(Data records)
------------------------------------------------------------
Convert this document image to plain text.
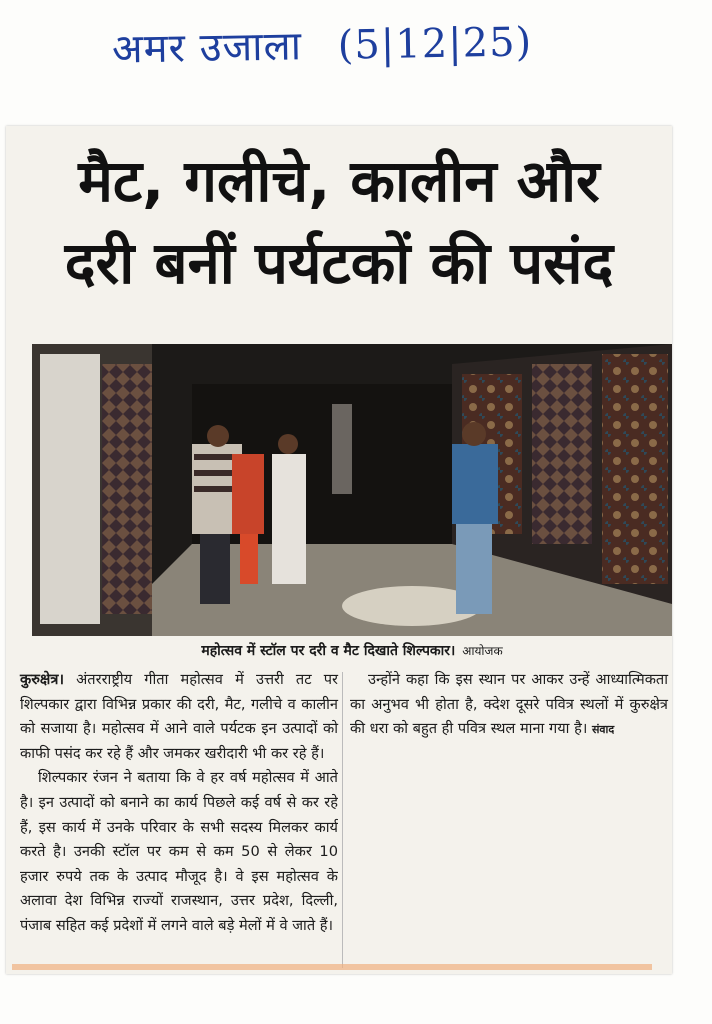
अमर उजाला (5|12|25)
मैट, गलीचे, कालीन और
दरी बनीं पर्यटकों की पसंद
महोत्सव में स्टॉल पर दरी व मैट दिखाते शिल्पकार। आयोजक

कुरुक्षेत्र। अंतरराष्ट्रीय गीता महोत्सव में उत्तरी तट पर शिल्पकार द्वारा विभिन्न प्रकार की दरी, मैट, गलीचे व कालीन को सजाया है। महोत्सव में आने वाले पर्यटक इन उत्पादों को काफी पसंद कर रहे हैं और जमकर खरीदारी भी कर रहे हैं।

शिल्पकार रंजन ने बताया कि वे हर वर्ष महोत्सव में आते है। इन उत्पादों को बनाने का कार्य पिछले कई वर्ष से कर रहे हैं, इस कार्य में उनके परिवार के सभी सदस्य मिलकर कार्य करते है। उनकी स्टॉल पर कम से कम 50 से लेकर 10 हजार रुपये तक के उत्पाद मौजूद है। वे इस महोत्सव के अलावा देश विभिन्न राज्यों राजस्थान, उत्तर प्रदेश, दिल्ली, पंजाब सहित कई प्रदेशों में लगने वाले बड़े मेलों में वे जाते हैं।

उन्होंने कहा कि इस स्थान पर आकर उन्हें आध्यात्मिकता का अनुभव भी होता है, क्देश दूसरे पवित्र स्थलों में कुरुक्षेत्र की धरा को बहुत ही पवित्र स्थल माना गया है। संवाद
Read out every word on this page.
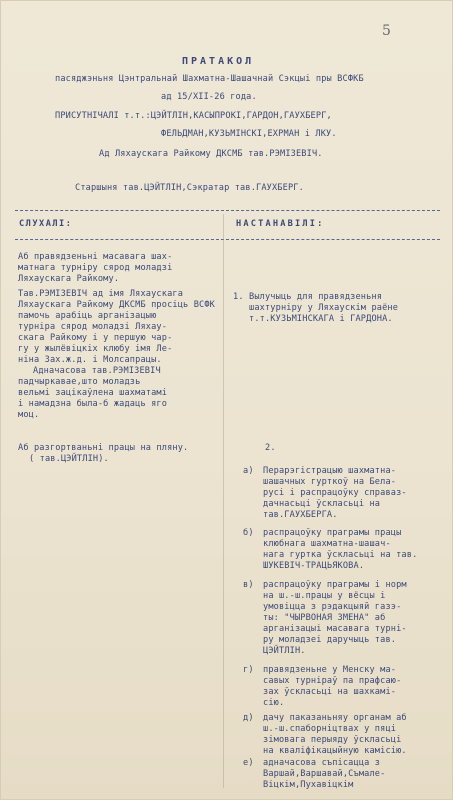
5
ПРАТАКОЛ
пасяджэньня Цэнтральнай Шахматна-Шашачнай Сэкцыі пры ВСФКБ
ад 15/XII-26 года.
ПРИСУТНІЧАЛІ т.т.:ЦЭЙТЛІН,КАСЫПРОКІ,ГАРДОН,ГАУХБЕРГ,
ФЕЛЬДМАН,КУЗЬМІНСКІ,ЕХРМАН і ЛКУ.
Ад Ляхаускага Райкому ДКСМБ тав.РЭМІЗЕВІЧ.
Старшыня тав.ЦЭЙТЛІН,Сэкратар тав.ГАУХБЕРГ.
СЛУХАЛІ:	НАСТАНАВІЛІ:
Аб правядзеньні масавага шах-
матнага турніру сярод моладзі
Ляхаускага Райкому.
Тав.РЭМІЗЕВІЧ ад імя Ляхаускага
Ляхаускага Райкому ДКСМБ просіць ВСФК
памочь арабіць арганізацыю
турніра сярод моладзі Ляхау-
скага Райкому і у першую чар-
гу у жылёвіцкіх клюбу імя Ле-
ніна Зах.ж.д. і Молсапрацы.
Адначасова тав.РЭМІЗЕВІЧ
падчыркавае,што моладзь
вельмі зацікаўлена шахматамі
і намадзна была-б жадаць яго
моц.
Аб разгортваньні працы на пляну.
( тав.ЦЭЙТЛІН).
1. Вылучыць для правядзеньня
шахтурніру у Ляхаускім раёне
т.т.КУЗЬМІНСКАГА і ГАРДОНА.
2.
а) Перарэгістрацыю шахматна-
шашачных гурткоў на Бела-
русі і распрацоўку справаз-
дачнасьці ўскласьці на
тав.ГАУХБЕРГА.
б) распрацоўку праграмы працы
клюбнага шахматна-шашач-
нага гуртка ўскласьці на тав.
ШУКЕВІЧ-ТРАЦЬЯКОВА.
в) распрацоўку праграмы і норм
на ш.-ш.працы у вёсцы і
умовіцца з рэдакцыяй газэ-
ты: "ЧЫРВОНАЯ ЗМЕНА" аб
арганізацыі масавага турні-
ру моладзеі даручыць тав.
ЦЭЙТЛІН.
г) правядзеньне у Менску ма-
савых турніраў па прафсаю-
зах ўскласьці на шахкамі-
сію.
д) дачу паказаньняу органам аб
ш.-ш.спаборніцтвах у пяці
зімовага перыяду ўскласьці
на кваліфікацыйную камісію.
е) адначасова съпісацца з
Варшай,Варшавай,Съмале-
Віцкім,Пухавіцкім
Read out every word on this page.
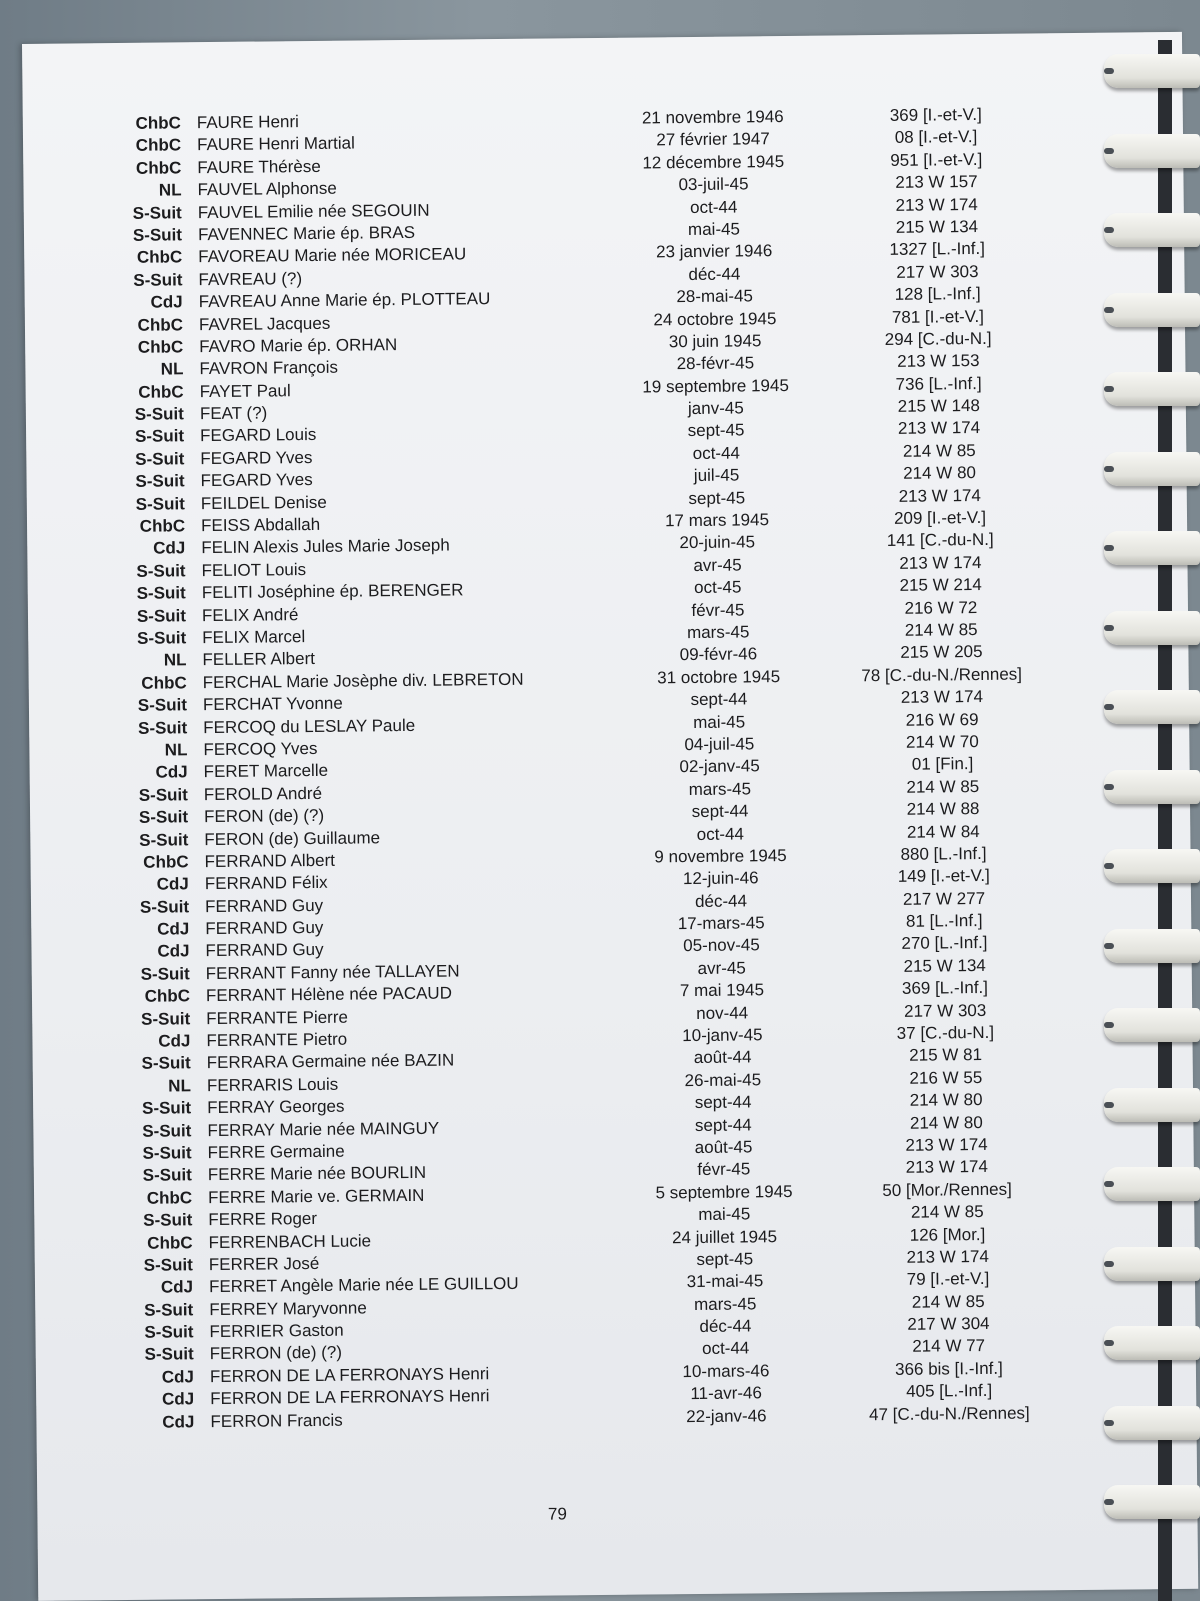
ChbC FAURE Henri	21 novembre 1946	369 [I.-et-V.]
ChbC FAURE Henri Martial	27 février 1947	08 [I.-et-V.]
ChbC FAURE Thérèse	12 décembre 1945	951 [I.-et-V.]
NL FAUVEL Alphonse	03-juil-45	213 W 157
S-Suit FAUVEL Emilie née SEGOUIN	oct-44	213 W 174
S-Suit FAVENNEC Marie ép. BRAS	mai-45	215 W 134
ChbC FAVOREAU Marie née MORICEAU	23 janvier 1946	1327 [L.-Inf.]
S-Suit FAVREAU (?)	déc-44	217 W 303
CdJ FAVREAU Anne Marie ép. PLOTTEAU	28-mai-45	128 [L.-Inf.]
ChbC FAVREL Jacques	24 octobre 1945	781 [I.-et-V.]
ChbC FAVRO Marie ép. ORHAN	30 juin 1945	294 [C.-du-N.]
NL FAVRON François	28-févr-45	213 W 153
ChbC FAYET Paul	19 septembre 1945	736 [L.-Inf.]
S-Suit FEAT (?)	janv-45	215 W 148
S-Suit FEGARD Louis	sept-45	213 W 174
S-Suit FEGARD Yves	oct-44	214 W 85
S-Suit FEGARD Yves	juil-45	214 W 80
S-Suit FEILDEL Denise	sept-45	213 W 174
ChbC FEISS Abdallah	17 mars 1945	209 [I.-et-V.]
CdJ FELIN Alexis Jules Marie Joseph	20-juin-45	141 [C.-du-N.]
S-Suit FELIOT Louis	avr-45	213 W 174
S-Suit FELITI Joséphine ép. BERENGER	oct-45	215 W 214
S-Suit FELIX André	févr-45	216 W 72
S-Suit FELIX Marcel	mars-45	214 W 85
NL FELLER Albert	09-févr-46	215 W 205
ChbC FERCHAL Marie Josèphe div. LEBRETON	31 octobre 1945	78 [C.-du-N./Rennes]
S-Suit FERCHAT Yvonne	sept-44	213 W 174
S-Suit FERCOQ du LESLAY Paule	mai-45	216 W 69
NL FERCOQ Yves	04-juil-45	214 W 70
CdJ FERET Marcelle	02-janv-45	01 [Fin.]
S-Suit FEROLD André	mars-45	214 W 85
S-Suit FERON (de) (?)	sept-44	214 W 88
S-Suit FERON (de) Guillaume	oct-44	214 W 84
ChbC FERRAND Albert	9 novembre 1945	880 [L.-Inf.]
CdJ FERRAND Félix	12-juin-46	149 [I.-et-V.]
S-Suit FERRAND Guy	déc-44	217 W 277
CdJ FERRAND Guy	17-mars-45	81 [L.-Inf.]
CdJ FERRAND Guy	05-nov-45	270 [L.-Inf.]
S-Suit FERRANT Fanny née TALLAYEN	avr-45	215 W 134
ChbC FERRANT Hélène née PACAUD	7 mai 1945	369 [L.-Inf.]
S-Suit FERRANTE Pierre	nov-44	217 W 303
CdJ FERRANTE Pietro	10-janv-45	37 [C.-du-N.]
S-Suit FERRARA Germaine née BAZIN	août-44	215 W 81
NL FERRARIS Louis	26-mai-45	216 W 55
S-Suit FERRAY Georges	sept-44	214 W 80
S-Suit FERRAY Marie née MAINGUY	sept-44	214 W 80
S-Suit FERRE Germaine	août-45	213 W 174
S-Suit FERRE Marie née BOURLIN	févr-45	213 W 174
ChbC FERRE Marie ve. GERMAIN	5 septembre 1945	50 [Mor./Rennes]
S-Suit FERRE Roger	mai-45	214 W 85
ChbC FERRENBACH Lucie	24 juillet 1945	126 [Mor.]
S-Suit FERRER José	sept-45	213 W 174
CdJ FERRET Angèle Marie née LE GUILLOU	31-mai-45	79 [I.-et-V.]
S-Suit FERREY Maryvonne	mars-45	214 W 85
S-Suit FERRIER Gaston	déc-44	217 W 304
S-Suit FERRON (de) (?)	oct-44	214 W 77
CdJ FERRON DE LA FERRONAYS Henri	10-mars-46	366 bis [I.-Inf.]
CdJ FERRON DE LA FERRONAYS Henri	11-avr-46	405 [L.-Inf.]
CdJ FERRON Francis	22-janv-46	47 [C.-du-N./Rennes]
79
------------------------------------------------------------
Problem statement
Copy out the lines in which the string "Yves" appears.

Written answer
S-Suit FEGARD Yves	oct-44	214 W 85
S-Suit FEGARD Yves	juil-45	214 W 80
NL FERCOQ Yves	04-juil-45	214 W 70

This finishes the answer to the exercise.